=== What to work on ===
Copy out each line below that has the word "τέως" in it.

Records from a data collection
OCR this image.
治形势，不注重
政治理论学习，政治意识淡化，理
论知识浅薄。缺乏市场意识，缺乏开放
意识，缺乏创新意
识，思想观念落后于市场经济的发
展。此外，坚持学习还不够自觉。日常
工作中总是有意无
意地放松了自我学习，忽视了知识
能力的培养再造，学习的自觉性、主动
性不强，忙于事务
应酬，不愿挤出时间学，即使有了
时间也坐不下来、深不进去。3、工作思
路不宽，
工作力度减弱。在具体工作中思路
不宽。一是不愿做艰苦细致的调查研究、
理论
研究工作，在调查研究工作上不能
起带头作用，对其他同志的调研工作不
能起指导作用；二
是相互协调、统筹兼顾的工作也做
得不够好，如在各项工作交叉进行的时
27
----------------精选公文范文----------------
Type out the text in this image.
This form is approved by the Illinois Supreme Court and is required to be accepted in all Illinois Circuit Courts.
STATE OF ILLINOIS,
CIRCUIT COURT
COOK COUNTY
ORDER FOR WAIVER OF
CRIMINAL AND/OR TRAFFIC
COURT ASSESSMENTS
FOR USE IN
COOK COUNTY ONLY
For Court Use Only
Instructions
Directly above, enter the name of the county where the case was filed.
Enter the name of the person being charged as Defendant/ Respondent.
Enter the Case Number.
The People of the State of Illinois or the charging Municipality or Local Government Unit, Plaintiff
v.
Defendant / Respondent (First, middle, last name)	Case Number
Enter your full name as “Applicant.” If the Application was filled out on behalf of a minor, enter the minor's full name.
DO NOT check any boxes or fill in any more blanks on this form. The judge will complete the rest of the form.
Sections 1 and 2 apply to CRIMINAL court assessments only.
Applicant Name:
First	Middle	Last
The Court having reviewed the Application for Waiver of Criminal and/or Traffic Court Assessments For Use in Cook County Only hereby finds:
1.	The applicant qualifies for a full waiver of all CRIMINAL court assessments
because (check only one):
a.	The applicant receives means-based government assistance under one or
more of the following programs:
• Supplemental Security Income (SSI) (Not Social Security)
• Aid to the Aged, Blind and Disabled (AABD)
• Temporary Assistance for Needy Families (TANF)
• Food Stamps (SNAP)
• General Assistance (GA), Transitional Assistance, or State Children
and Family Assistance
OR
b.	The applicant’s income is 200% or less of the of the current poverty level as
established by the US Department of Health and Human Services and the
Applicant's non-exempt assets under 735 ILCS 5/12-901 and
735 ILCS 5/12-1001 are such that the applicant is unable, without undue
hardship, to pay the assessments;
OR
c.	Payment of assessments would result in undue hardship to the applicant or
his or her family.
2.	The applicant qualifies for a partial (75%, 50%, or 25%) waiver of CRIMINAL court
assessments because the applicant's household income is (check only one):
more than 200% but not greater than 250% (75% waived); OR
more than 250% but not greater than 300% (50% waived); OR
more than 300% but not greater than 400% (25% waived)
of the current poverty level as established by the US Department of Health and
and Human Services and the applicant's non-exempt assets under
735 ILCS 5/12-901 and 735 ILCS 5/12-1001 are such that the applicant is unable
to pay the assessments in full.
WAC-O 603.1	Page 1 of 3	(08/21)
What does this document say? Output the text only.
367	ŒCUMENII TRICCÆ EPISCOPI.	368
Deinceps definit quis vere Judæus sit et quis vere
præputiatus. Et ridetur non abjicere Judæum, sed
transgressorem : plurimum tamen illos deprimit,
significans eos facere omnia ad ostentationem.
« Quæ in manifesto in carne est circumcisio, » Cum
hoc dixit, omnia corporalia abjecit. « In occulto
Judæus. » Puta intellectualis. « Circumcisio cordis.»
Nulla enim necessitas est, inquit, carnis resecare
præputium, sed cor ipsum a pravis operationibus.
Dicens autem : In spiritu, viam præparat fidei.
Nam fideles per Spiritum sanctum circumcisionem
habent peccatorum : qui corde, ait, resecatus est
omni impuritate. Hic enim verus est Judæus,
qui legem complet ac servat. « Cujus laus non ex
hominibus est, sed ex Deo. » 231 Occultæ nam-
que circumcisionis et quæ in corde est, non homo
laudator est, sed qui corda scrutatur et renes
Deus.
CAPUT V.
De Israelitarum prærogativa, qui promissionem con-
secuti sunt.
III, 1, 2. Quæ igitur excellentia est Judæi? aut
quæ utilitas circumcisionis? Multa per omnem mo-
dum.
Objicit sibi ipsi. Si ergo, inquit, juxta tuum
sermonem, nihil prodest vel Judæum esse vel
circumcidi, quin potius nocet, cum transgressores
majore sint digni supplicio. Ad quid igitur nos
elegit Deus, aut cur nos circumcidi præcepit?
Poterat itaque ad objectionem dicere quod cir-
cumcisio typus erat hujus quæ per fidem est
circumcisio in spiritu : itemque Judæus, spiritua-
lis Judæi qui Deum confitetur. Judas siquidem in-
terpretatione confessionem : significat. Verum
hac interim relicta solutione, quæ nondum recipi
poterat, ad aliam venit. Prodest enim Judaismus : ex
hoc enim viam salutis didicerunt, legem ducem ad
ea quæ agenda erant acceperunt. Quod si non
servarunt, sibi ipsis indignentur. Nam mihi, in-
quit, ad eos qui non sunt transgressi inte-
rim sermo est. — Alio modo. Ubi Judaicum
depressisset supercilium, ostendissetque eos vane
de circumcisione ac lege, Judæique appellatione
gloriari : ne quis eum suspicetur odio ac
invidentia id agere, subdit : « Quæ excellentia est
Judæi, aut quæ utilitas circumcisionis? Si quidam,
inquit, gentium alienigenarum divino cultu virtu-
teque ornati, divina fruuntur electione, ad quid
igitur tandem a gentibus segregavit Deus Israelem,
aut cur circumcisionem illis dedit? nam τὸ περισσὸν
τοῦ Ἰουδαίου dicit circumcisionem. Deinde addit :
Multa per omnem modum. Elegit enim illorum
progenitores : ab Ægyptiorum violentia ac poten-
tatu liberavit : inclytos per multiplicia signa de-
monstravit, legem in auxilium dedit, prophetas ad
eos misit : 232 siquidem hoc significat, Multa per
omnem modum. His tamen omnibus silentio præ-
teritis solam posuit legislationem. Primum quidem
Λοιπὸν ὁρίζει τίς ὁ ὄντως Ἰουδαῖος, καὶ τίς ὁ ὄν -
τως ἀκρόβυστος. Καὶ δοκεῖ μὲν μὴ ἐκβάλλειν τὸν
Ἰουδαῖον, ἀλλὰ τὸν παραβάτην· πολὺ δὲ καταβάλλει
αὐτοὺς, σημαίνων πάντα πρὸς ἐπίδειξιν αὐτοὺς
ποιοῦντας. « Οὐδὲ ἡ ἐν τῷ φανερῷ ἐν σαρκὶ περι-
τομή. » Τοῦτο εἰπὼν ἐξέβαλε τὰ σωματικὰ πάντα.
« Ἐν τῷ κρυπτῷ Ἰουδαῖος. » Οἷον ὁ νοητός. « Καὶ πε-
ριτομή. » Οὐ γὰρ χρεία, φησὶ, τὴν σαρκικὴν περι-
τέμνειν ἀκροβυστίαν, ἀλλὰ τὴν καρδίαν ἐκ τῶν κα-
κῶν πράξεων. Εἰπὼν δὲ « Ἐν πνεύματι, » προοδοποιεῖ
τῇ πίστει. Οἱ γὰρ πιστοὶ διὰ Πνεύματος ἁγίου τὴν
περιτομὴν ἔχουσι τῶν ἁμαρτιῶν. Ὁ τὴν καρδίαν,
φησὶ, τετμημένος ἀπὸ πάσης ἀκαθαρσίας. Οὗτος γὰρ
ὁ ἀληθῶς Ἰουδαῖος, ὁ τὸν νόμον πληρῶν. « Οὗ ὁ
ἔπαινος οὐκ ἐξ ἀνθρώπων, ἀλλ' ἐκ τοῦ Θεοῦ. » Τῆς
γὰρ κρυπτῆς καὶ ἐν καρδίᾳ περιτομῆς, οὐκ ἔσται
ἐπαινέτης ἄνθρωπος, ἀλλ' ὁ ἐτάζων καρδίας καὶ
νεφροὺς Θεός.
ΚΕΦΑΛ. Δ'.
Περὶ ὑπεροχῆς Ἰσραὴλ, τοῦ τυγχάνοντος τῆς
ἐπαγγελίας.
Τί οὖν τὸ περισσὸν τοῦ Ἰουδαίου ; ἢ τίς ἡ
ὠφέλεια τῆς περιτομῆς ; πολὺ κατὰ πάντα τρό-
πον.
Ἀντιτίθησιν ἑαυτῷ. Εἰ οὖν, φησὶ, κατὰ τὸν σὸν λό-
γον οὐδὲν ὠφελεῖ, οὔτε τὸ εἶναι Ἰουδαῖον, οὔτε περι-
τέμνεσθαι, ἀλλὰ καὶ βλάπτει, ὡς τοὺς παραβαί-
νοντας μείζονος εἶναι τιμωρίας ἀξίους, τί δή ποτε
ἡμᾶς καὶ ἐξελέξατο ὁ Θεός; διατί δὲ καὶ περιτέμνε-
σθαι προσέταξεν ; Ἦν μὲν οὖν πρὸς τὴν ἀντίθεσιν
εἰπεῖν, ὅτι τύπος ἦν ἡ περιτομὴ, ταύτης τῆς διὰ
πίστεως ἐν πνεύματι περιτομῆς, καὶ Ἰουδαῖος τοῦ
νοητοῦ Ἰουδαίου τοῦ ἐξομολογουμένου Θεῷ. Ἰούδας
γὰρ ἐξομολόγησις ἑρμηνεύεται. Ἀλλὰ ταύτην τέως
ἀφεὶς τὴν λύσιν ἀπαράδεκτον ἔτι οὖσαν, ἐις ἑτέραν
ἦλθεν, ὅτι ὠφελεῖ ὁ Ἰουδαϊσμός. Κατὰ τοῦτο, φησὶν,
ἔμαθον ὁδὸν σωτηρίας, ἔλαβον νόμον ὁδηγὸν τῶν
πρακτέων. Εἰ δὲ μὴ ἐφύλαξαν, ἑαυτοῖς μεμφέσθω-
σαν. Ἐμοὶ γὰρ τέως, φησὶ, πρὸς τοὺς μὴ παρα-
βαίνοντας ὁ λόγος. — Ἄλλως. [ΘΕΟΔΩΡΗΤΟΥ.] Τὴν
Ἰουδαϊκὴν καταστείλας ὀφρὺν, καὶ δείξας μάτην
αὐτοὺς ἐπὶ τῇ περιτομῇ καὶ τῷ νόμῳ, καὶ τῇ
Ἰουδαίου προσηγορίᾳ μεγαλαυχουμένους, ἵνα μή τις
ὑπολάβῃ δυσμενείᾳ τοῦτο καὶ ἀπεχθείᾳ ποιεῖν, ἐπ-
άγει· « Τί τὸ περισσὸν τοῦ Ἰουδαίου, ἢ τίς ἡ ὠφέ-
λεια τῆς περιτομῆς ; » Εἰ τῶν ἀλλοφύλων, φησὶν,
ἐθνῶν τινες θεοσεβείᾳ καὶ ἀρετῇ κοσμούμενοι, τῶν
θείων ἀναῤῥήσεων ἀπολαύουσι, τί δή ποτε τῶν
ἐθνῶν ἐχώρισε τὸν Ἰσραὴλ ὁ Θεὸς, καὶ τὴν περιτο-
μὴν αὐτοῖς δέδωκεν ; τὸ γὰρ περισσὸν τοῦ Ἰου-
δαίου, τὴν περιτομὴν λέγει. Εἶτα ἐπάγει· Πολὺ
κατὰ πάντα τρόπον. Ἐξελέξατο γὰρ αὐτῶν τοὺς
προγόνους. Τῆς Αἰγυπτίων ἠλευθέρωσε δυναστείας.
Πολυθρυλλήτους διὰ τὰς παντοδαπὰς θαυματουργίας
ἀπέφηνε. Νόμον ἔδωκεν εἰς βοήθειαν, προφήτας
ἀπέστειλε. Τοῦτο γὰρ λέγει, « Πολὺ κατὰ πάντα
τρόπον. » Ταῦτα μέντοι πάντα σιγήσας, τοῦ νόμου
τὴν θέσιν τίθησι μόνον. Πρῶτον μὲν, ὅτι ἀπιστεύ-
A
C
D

=== The reply ===
γὰρ ἐξομολόγησις ἑρμηνεύεται. Ἀλλὰ ταύτην τέως
σαν. Ἐμοὶ γὰρ τέως, φησὶ, πρὸς τοὺς μὴ παρα-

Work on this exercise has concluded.